» AIM OF THE EXERCISE
Wherever the string "जनवर" appears in a line, extract that line.

» INFORMATION SHOWN
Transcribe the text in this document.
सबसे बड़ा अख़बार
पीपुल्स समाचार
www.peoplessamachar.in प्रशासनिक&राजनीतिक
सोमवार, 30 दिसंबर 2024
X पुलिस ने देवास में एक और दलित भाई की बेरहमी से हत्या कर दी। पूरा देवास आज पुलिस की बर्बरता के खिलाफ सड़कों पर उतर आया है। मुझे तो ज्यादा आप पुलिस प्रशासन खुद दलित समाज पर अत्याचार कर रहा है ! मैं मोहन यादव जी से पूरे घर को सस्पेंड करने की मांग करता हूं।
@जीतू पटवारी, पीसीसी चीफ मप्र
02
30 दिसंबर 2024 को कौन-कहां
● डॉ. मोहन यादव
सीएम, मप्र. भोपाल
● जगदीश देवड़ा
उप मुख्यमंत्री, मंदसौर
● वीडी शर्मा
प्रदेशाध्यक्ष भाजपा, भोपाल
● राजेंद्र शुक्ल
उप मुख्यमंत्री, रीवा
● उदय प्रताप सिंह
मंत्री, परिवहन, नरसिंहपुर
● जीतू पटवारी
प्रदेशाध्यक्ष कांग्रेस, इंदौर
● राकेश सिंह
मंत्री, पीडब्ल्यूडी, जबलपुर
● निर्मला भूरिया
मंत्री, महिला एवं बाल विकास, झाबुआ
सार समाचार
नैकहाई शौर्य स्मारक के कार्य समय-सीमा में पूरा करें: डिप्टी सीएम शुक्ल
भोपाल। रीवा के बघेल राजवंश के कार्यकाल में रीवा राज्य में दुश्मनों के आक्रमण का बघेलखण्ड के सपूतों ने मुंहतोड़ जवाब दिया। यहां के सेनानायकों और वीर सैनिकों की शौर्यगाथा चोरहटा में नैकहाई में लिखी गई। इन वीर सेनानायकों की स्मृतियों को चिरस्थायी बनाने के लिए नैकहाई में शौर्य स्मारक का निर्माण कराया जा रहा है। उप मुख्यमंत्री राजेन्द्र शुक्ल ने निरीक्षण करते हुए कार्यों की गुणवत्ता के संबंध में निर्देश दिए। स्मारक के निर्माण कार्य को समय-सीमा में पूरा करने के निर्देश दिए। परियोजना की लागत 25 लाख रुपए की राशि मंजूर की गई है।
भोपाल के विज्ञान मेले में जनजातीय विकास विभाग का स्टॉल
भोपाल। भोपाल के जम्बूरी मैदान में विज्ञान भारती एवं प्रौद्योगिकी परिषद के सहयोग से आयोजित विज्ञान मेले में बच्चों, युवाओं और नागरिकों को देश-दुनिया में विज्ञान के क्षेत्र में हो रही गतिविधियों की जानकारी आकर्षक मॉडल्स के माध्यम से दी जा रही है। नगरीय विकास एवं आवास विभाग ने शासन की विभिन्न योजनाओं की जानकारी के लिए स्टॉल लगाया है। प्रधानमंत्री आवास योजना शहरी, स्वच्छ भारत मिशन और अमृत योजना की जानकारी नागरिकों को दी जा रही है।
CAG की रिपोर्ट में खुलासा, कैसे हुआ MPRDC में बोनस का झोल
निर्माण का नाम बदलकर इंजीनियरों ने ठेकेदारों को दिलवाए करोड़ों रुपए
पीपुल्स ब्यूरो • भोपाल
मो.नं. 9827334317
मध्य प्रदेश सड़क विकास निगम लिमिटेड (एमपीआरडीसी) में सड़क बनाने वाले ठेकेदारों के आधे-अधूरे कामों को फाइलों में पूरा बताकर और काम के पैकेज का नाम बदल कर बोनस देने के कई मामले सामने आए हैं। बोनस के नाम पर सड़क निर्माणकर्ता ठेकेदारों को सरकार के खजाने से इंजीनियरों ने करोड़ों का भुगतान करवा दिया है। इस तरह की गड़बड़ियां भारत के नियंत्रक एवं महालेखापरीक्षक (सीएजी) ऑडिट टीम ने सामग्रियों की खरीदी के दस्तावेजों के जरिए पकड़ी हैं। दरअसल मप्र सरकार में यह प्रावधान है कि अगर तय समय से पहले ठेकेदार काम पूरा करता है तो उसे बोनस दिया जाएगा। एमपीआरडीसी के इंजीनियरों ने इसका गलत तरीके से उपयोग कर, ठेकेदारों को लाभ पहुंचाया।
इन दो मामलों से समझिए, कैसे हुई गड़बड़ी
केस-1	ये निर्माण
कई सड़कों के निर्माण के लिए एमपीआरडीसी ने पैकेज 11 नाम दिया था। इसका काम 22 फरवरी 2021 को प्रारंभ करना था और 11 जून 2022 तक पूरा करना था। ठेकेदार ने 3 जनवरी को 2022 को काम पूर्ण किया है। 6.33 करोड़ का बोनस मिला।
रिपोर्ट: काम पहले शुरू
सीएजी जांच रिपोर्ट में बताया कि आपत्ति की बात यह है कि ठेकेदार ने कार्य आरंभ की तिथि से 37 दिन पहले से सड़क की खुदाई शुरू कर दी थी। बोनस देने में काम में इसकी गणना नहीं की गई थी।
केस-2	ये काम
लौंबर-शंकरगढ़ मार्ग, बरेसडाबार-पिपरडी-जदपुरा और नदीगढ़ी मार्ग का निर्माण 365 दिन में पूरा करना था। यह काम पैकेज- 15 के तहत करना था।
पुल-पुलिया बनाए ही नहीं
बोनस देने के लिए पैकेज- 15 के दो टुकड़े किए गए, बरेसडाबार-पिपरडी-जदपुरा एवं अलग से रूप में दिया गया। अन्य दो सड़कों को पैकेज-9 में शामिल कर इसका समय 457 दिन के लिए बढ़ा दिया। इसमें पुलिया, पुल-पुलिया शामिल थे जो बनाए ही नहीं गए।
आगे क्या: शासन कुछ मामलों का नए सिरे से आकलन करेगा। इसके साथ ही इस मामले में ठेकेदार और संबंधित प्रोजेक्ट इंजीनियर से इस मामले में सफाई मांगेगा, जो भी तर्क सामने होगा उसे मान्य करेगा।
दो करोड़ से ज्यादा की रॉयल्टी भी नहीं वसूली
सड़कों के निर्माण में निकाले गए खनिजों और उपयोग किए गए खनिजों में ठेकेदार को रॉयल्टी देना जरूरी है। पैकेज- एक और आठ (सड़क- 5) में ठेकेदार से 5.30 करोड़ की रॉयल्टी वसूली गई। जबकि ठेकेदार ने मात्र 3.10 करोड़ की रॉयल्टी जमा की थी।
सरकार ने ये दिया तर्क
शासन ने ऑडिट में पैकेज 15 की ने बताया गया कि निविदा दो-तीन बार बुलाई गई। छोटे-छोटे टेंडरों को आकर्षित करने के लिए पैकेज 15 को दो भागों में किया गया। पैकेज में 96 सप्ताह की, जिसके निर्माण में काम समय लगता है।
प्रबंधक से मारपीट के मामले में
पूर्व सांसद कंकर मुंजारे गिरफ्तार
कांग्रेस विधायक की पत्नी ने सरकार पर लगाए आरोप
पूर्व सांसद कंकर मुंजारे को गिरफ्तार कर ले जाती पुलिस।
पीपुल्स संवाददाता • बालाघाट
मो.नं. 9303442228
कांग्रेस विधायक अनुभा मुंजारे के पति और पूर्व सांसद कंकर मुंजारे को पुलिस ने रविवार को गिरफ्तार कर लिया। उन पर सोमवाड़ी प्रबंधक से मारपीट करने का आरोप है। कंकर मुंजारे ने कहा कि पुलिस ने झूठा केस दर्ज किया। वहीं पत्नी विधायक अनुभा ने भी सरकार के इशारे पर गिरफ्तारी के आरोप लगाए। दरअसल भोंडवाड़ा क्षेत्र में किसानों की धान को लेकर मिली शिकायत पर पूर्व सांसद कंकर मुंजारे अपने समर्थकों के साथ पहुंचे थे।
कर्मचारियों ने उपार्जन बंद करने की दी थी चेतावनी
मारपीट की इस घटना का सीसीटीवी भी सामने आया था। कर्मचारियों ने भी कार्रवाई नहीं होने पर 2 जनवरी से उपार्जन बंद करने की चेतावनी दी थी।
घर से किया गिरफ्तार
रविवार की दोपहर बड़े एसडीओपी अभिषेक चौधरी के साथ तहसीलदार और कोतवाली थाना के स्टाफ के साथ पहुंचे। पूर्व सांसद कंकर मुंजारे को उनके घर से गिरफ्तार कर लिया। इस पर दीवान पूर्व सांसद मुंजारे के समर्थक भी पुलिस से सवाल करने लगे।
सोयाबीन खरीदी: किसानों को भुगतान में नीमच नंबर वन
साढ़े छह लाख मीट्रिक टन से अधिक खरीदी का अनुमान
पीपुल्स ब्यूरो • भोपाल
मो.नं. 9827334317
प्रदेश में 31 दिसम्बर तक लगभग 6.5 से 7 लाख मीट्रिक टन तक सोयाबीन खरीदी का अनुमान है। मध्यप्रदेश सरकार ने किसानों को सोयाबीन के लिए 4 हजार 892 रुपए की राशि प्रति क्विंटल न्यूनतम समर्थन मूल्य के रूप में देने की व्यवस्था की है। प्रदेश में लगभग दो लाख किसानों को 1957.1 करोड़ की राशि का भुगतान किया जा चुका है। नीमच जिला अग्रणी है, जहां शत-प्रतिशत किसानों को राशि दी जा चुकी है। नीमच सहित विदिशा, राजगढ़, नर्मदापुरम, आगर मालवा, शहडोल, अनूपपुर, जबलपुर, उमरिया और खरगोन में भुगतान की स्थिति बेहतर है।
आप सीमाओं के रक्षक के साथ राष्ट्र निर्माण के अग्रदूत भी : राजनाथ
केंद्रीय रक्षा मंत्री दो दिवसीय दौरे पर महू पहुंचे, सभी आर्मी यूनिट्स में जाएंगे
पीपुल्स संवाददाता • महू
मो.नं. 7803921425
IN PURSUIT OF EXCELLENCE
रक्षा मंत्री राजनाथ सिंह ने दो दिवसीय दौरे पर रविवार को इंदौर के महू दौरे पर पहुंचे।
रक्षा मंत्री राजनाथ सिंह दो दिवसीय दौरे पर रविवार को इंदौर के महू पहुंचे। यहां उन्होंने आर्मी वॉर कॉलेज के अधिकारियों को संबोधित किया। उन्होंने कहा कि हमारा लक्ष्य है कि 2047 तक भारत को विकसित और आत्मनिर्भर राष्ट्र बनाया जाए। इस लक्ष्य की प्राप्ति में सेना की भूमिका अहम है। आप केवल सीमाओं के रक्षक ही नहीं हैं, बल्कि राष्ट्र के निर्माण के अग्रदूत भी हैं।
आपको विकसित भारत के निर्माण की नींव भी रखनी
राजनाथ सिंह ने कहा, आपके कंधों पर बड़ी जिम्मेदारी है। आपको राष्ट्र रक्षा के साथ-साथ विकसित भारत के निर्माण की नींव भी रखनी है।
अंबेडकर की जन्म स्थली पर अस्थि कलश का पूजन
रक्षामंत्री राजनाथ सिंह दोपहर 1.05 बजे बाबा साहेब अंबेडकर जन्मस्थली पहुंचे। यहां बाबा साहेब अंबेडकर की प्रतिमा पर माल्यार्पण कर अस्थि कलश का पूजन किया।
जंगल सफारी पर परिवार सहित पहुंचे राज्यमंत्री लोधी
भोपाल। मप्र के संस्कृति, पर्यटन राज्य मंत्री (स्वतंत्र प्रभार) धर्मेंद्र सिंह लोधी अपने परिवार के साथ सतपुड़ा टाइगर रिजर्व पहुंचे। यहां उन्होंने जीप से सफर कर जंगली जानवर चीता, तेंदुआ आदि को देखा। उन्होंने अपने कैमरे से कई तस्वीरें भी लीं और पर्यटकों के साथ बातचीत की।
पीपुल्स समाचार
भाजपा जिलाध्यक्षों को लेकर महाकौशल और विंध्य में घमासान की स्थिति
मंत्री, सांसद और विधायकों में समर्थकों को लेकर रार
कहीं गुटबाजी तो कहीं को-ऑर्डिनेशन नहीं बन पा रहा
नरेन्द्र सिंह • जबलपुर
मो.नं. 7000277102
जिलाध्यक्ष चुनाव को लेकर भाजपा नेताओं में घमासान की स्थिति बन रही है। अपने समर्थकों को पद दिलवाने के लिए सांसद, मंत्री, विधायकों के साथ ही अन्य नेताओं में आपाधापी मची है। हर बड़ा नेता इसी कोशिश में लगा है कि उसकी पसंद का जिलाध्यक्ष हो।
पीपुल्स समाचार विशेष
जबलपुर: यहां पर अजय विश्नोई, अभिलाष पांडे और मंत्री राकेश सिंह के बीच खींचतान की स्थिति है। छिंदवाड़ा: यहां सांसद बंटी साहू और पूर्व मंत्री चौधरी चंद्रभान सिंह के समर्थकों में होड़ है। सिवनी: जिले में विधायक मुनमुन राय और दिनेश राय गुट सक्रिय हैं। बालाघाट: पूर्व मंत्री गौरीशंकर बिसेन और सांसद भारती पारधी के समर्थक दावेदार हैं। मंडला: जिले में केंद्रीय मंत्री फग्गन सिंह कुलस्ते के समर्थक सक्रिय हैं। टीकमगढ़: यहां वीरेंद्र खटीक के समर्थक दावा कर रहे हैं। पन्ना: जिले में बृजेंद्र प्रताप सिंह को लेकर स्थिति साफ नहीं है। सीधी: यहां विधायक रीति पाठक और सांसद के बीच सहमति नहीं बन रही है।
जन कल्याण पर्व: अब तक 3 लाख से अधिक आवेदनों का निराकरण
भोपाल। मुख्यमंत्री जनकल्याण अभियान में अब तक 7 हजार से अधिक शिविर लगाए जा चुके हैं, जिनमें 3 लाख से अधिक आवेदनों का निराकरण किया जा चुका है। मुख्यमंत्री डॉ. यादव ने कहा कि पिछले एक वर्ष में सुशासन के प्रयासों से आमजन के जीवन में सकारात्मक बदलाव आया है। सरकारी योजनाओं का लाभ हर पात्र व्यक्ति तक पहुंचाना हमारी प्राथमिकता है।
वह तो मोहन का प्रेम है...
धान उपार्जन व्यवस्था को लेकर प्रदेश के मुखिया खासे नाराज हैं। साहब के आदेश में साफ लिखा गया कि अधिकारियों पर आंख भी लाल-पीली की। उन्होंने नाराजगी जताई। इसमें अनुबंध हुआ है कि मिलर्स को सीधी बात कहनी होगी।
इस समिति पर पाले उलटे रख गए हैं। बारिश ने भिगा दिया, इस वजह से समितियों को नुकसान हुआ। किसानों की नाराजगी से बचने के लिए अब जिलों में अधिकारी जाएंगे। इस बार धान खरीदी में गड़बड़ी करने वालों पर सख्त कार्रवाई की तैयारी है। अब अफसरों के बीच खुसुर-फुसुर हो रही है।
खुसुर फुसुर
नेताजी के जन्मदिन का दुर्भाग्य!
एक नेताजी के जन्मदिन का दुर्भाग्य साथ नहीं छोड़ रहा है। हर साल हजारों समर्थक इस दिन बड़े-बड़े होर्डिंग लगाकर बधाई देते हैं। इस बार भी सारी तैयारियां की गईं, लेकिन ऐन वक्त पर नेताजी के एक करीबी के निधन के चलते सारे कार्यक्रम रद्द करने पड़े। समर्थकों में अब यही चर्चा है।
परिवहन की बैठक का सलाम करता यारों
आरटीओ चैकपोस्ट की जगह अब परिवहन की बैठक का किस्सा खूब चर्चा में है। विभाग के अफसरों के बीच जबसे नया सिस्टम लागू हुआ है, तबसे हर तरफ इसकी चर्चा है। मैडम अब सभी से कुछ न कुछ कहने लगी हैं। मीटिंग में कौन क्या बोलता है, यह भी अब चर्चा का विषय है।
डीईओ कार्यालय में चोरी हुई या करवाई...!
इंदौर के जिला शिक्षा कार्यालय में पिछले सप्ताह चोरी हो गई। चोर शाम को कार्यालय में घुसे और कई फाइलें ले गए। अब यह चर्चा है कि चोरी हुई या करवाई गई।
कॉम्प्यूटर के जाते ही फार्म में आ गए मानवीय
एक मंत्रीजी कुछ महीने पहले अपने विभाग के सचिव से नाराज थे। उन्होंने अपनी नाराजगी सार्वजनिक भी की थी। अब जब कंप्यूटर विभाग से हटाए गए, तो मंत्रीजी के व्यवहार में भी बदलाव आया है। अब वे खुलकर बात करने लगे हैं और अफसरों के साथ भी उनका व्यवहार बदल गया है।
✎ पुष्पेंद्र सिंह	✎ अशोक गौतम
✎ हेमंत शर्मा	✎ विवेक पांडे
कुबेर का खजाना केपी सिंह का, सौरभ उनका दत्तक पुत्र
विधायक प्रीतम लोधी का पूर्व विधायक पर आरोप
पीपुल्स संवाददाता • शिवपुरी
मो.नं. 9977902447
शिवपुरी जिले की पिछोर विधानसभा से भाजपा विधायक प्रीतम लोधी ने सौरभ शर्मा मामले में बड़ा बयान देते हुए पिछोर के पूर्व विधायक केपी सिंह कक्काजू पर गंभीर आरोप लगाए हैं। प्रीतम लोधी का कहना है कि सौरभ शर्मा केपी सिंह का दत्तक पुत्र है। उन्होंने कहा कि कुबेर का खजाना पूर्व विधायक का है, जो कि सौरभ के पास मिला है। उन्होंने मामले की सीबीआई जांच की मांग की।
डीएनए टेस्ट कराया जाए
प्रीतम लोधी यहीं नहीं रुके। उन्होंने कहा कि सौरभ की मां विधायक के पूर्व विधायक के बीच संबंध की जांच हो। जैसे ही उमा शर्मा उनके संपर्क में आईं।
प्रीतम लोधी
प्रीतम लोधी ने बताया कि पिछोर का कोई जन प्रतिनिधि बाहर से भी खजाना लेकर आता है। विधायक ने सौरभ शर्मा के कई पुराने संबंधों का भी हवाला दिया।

» THE OUTPUT
कई सड़कों के निर्माण के लिए एमपीआरडीसी ने पैकेज 11 नाम दिया था। इसका काम 22 फरवरी 2021 को प्रारंभ करना था और 11 जून 2022 तक पूरा करना था। ठेकेदार ने 3 जनवरी को 2022 को काम पूर्ण किया है। 6.33 करोड़ का बोनस मिला।
मारपीट की इस घटना का सीसीटीवी भी सामने आया था। कर्मचारियों ने भी कार्रवाई नहीं होने पर 2 जनवरी से उपार्जन बंद करने की चेतावनी दी थी।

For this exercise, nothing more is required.